- **EXERCISE**:
Pick out all lines of the entries that include the word "subtitle" and copy them.

Stored data entries:
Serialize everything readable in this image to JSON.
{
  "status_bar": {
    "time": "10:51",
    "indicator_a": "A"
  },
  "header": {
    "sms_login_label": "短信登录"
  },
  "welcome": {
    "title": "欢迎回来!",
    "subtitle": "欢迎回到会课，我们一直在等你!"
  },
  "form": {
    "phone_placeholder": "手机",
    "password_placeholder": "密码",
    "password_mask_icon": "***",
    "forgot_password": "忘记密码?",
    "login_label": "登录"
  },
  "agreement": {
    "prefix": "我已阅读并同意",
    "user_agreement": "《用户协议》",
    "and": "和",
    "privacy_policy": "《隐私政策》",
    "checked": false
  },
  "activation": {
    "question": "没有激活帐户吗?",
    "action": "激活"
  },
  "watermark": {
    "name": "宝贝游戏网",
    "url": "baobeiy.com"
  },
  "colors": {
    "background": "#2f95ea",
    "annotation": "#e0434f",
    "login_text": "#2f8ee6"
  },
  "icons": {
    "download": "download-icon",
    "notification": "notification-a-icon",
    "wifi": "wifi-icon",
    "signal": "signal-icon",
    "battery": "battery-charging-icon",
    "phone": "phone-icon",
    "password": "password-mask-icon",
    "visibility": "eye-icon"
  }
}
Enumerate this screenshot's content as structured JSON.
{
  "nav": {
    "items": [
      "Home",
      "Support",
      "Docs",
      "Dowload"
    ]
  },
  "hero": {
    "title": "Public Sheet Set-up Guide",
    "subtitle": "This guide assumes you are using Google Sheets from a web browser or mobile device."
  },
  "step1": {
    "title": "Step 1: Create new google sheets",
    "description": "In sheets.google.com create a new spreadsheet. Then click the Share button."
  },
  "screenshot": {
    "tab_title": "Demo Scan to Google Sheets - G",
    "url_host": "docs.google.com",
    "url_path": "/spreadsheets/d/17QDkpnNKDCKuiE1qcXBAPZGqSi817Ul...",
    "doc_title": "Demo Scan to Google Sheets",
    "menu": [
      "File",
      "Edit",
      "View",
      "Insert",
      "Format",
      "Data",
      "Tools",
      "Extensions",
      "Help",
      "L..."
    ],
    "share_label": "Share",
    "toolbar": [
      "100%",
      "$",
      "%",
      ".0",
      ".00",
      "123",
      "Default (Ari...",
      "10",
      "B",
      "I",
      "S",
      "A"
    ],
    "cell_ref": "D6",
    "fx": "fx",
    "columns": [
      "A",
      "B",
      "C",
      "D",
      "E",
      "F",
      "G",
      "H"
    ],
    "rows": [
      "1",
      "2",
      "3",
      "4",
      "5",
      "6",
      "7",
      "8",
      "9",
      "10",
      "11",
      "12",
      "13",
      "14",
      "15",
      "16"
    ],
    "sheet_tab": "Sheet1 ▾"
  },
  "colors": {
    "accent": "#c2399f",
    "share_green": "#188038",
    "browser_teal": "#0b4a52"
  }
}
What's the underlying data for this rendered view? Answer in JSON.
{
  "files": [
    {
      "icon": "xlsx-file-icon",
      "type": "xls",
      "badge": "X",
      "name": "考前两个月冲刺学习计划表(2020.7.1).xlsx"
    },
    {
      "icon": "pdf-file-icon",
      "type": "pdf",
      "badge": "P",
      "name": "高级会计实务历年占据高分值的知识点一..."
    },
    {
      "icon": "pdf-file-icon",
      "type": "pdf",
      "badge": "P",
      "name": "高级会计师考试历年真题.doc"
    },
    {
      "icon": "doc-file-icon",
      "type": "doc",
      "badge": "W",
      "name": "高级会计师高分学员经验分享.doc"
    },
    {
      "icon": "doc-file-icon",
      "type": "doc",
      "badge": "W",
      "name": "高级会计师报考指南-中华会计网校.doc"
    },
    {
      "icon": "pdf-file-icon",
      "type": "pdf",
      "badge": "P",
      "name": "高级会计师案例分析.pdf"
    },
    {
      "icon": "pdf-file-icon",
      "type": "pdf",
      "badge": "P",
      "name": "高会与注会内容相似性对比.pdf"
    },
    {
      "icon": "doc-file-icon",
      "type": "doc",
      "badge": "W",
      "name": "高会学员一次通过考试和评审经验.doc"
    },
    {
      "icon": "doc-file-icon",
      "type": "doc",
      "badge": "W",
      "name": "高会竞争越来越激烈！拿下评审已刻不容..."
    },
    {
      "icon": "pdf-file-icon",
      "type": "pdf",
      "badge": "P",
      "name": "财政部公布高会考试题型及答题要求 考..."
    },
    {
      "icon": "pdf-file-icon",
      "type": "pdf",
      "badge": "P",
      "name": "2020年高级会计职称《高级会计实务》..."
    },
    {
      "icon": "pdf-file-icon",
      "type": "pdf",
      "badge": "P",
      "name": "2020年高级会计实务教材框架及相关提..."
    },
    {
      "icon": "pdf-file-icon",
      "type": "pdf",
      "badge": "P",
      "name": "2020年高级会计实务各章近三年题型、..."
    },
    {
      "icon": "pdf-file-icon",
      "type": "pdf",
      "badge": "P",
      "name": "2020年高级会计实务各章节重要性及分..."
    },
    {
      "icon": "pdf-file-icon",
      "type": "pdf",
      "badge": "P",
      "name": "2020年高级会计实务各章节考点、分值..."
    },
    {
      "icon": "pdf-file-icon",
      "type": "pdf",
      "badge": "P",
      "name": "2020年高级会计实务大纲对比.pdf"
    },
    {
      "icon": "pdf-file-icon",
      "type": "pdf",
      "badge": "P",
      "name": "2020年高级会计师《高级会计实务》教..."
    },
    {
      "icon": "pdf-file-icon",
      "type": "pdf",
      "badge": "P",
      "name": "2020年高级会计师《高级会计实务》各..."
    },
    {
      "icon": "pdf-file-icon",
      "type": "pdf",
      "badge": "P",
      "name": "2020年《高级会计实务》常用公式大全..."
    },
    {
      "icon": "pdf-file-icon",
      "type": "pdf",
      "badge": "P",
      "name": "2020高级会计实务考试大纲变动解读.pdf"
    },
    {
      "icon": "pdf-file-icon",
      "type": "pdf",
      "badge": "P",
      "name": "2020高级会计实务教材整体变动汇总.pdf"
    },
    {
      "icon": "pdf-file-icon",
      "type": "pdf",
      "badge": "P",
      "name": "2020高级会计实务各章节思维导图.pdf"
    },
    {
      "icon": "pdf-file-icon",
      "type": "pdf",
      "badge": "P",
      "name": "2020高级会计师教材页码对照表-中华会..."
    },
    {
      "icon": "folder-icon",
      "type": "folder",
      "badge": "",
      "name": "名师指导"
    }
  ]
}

- **TASK OUTPUT**:
    "subtitle": "欢迎回到会课，我们一直在等你!"
    "subtitle": "This guide assumes you are using Google Sheets from a web browser or mobile device."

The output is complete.